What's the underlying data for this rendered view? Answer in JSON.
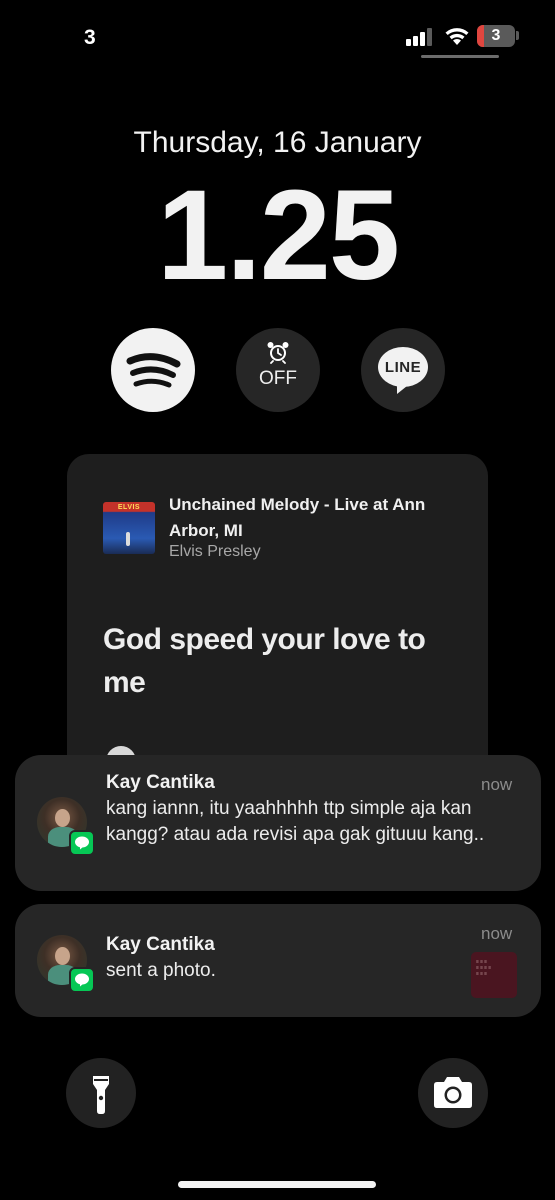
{
  "status_bar": {
    "left_text": "3",
    "battery_level": "3",
    "battery_color": "#e0463f"
  },
  "lock_screen": {
    "date": "Thursday, 16 January",
    "time": "1.25"
  },
  "widgets": {
    "spotify_icon": "spotify-icon",
    "alarm_label": "OFF",
    "line_label": "LINE"
  },
  "now_playing": {
    "title": "Unchained Melody - Live at Ann Arbor, MI",
    "artist": "Elvis Presley",
    "album_label": "ELVIS",
    "lyric": "God speed your love to me"
  },
  "notifications": [
    {
      "sender": "Kay Cantika",
      "time": "now",
      "body": "kang iannn, itu yaahhhhh ttp simple aja kan kangg? atau ada revisi apa gak gituuu kang..",
      "app_icon": "line-icon"
    },
    {
      "sender": "Kay Cantika",
      "time": "now",
      "body": "sent a photo.",
      "app_icon": "line-icon"
    }
  ],
  "controls": {
    "left": "flashlight-icon",
    "right": "camera-icon"
  },
  "colors": {
    "background": "#000000",
    "line_green": "#06c755",
    "card": "#1e1e1e",
    "notification": "#262626"
  }
}
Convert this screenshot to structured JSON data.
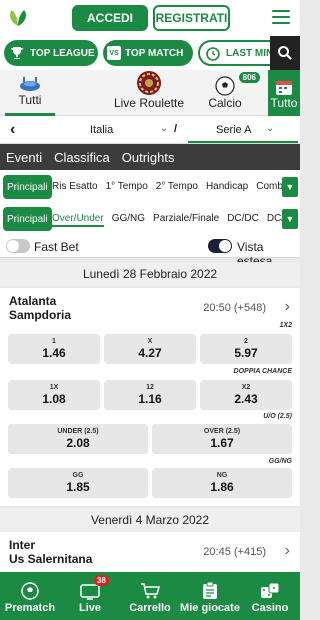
{
  "header": {
    "login_label": "ACCEDI",
    "register_label": "REGISTRATI"
  },
  "quickbar": {
    "top_league": "TOP LEAGUE",
    "top_match": "TOP MATCH",
    "last_minute": "LAST MINU"
  },
  "sport_tabs": [
    {
      "label": "Tutti",
      "icon": "stadium-icon"
    },
    {
      "label": "Live Roulette",
      "icon": "roulette-icon"
    },
    {
      "label": "Calcio",
      "icon": "soccer-ball-icon",
      "badge": "806"
    },
    {
      "label": "Tutto",
      "icon": "calendar-icon"
    }
  ],
  "league_nav": {
    "country": "Italia",
    "league": "Serie A"
  },
  "section_tabs": [
    "Eventi",
    "Classifica",
    "Outrights"
  ],
  "filters_row1": {
    "active": "Principali",
    "items": [
      "Ris Esatto",
      "1° Tempo",
      "2° Tempo",
      "Handicap",
      "Combo"
    ]
  },
  "filters_row2": {
    "active": "Principali",
    "items": [
      "Over/Under",
      "GG/NG",
      "Parziale/Finale",
      "DC/DC",
      "DC/Fi"
    ]
  },
  "toggles": {
    "fast_bet": "Fast Bet",
    "vista_estesa": "Vista estesa"
  },
  "date1": "Lunedì 28 Febbraio 2022",
  "match1": {
    "home": "Atalanta",
    "away": "Sampdoria",
    "time": "20:50",
    "more": "(+548)",
    "m1x2": {
      "label": "1X2",
      "odds": [
        {
          "l": "1",
          "v": "1.46"
        },
        {
          "l": "X",
          "v": "4.27"
        },
        {
          "l": "2",
          "v": "5.97"
        }
      ]
    },
    "dc": {
      "label": "DOPPIA CHANCE",
      "odds": [
        {
          "l": "1X",
          "v": "1.08"
        },
        {
          "l": "12",
          "v": "1.16"
        },
        {
          "l": "X2",
          "v": "2.43"
        }
      ]
    },
    "ou": {
      "label": "U/O (2.5)",
      "odds": [
        {
          "l": "UNDER (2.5)",
          "v": "2.08"
        },
        {
          "l": "OVER (2.5)",
          "v": "1.67"
        }
      ]
    },
    "ggng": {
      "label": "GG/NG",
      "odds": [
        {
          "l": "GG",
          "v": "1.85"
        },
        {
          "l": "NG",
          "v": "1.86"
        }
      ]
    }
  },
  "date2": "Venerdì 4 Marzo 2022",
  "match2": {
    "home": "Inter",
    "away": "Us Salernitana",
    "time": "20:45",
    "more": "(+415)"
  },
  "bottom_nav": [
    {
      "label": "Prematch",
      "icon": "soccer-ball-icon"
    },
    {
      "label": "Live",
      "icon": "tv-icon",
      "badge": "38"
    },
    {
      "label": "Carrello",
      "icon": "cart-icon"
    },
    {
      "label": "Mie giocate",
      "icon": "clipboard-icon"
    },
    {
      "label": "Casino",
      "icon": "dice-icon"
    }
  ],
  "colors": {
    "brand_green": "#1b8b44",
    "dark": "#3c3c3c",
    "badge_red": "#e02020"
  }
}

------------------------------------------------------------

The problem:
Return every line containing "Live".

Exercise solution:
    "title": "Unchained Melody - Live at Ann Arbor, MI",
      "label": "Live Roulette",
      "label": "Live",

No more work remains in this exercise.